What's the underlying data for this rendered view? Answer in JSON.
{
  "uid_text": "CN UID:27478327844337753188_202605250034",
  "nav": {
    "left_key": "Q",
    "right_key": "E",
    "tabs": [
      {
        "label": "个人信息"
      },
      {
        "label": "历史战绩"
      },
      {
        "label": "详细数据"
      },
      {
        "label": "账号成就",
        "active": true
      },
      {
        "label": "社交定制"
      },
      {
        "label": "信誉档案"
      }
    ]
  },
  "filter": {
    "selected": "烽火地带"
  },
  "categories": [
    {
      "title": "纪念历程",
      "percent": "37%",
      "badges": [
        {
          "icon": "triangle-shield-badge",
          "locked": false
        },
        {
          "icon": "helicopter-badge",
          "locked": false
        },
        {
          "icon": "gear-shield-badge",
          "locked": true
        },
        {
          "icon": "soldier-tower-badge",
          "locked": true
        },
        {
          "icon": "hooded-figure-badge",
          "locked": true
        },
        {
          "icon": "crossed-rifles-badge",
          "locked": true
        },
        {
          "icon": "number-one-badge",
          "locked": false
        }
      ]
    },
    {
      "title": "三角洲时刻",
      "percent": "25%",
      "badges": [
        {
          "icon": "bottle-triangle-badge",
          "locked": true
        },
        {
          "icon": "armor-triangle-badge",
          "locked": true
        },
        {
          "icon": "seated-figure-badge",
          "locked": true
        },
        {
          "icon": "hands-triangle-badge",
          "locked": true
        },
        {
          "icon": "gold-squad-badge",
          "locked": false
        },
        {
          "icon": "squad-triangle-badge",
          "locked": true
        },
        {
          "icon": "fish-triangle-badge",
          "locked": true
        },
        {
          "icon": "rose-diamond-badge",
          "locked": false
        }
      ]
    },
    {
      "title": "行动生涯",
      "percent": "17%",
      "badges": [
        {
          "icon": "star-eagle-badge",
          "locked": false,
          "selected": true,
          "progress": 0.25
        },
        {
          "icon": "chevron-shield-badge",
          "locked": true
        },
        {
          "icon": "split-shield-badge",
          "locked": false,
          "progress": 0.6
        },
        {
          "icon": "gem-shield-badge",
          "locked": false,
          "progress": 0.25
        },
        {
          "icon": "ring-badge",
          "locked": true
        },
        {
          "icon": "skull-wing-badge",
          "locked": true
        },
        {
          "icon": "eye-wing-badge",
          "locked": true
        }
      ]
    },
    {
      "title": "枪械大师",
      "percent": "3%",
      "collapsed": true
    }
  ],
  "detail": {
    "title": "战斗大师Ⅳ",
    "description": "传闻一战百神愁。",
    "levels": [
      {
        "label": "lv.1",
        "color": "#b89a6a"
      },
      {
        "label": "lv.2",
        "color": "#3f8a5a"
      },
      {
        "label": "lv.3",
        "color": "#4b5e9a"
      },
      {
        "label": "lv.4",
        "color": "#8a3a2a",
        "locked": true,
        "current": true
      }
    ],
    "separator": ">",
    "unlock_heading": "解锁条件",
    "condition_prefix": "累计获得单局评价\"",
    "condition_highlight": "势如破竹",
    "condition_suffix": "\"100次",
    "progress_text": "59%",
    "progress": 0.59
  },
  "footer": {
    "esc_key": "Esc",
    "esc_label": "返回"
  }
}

# EXERCISE TASK
Output all preceding records character for character.

# THE REPLY
What's the underlying data for this rendered view? Answer in JSON.
{
  "uid_text": "CN UID:27478327844337753188_202605250034",
  "nav": {
    "left_key": "Q",
    "right_key": "E",
    "tabs": [
      {
        "label": "个人信息"
      },
      {
        "label": "历史战绩"
      },
      {
        "label": "详细数据"
      },
      {
        "label": "账号成就",
        "active": true
      },
      {
        "label": "社交定制"
      },
      {
        "label": "信誉档案"
      }
    ]
  },
  "filter": {
    "selected": "烽火地带"
  },
  "categories": [
    {
      "title": "纪念历程",
      "percent": "37%",
      "badges": [
        {
          "icon": "triangle-shield-badge",
          "locked": false
        },
        {
          "icon": "helicopter-badge",
          "locked": false
        },
        {
          "icon": "gear-shield-badge",
          "locked": true
        },
        {
          "icon": "soldier-tower-badge",
          "locked": true
        },
        {
          "icon": "hooded-figure-badge",
          "locked": true
        },
        {
          "icon": "crossed-rifles-badge",
          "locked": true
        },
        {
          "icon": "number-one-badge",
          "locked": false
        }
      ]
    },
    {
      "title": "三角洲时刻",
      "percent": "25%",
      "badges": [
        {
          "icon": "bottle-triangle-badge",
          "locked": true
        },
        {
          "icon": "armor-triangle-badge",
          "locked": true
        },
        {
          "icon": "seated-figure-badge",
          "locked": true
        },
        {
          "icon": "hands-triangle-badge",
          "locked": true
        },
        {
          "icon": "gold-squad-badge",
          "locked": false
        },
        {
          "icon": "squad-triangle-badge",
          "locked": true
        },
        {
          "icon": "fish-triangle-badge",
          "locked": true
        },
        {
          "icon": "rose-diamond-badge",
          "locked": false
        }
      ]
    },
    {
      "title": "行动生涯",
      "percent": "17%",
      "badges": [
        {
          "icon": "star-eagle-badge",
          "locked": false,
          "selected": true,
          "progress": 0.25
        },
        {
          "icon": "chevron-shield-badge",
          "locked": true
        },
        {
          "icon": "split-shield-badge",
          "locked": false,
          "progress": 0.6
        },
        {
          "icon": "gem-shield-badge",
          "locked": false,
          "progress": 0.25
        },
        {
          "icon": "ring-badge",
          "locked": true
        },
        {
          "icon": "skull-wing-badge",
          "locked": true
        },
        {
          "icon": "eye-wing-badge",
          "locked": true
        }
      ]
    },
    {
      "title": "枪械大师",
      "percent": "3%",
      "collapsed": true
    }
  ],
  "detail": {
    "title": "战斗大师Ⅳ",
    "description": "传闻一战百神愁。",
    "levels": [
      {
        "label": "lv.1",
        "color": "#b89a6a"
      },
      {
        "label": "lv.2",
        "color": "#3f8a5a"
      },
      {
        "label": "lv.3",
        "color": "#4b5e9a"
      },
      {
        "label": "lv.4",
        "color": "#8a3a2a",
        "locked": true,
        "current": true
      }
    ],
    "separator": ">",
    "unlock_heading": "解锁条件",
    "condition_prefix": "累计获得单局评价\"",
    "condition_highlight": "势如破竹",
    "condition_suffix": "\"100次",
    "progress_text": "59%",
    "progress": 0.59
  },
  "footer": {
    "esc_key": "Esc",
    "esc_label": "返回"
  }
}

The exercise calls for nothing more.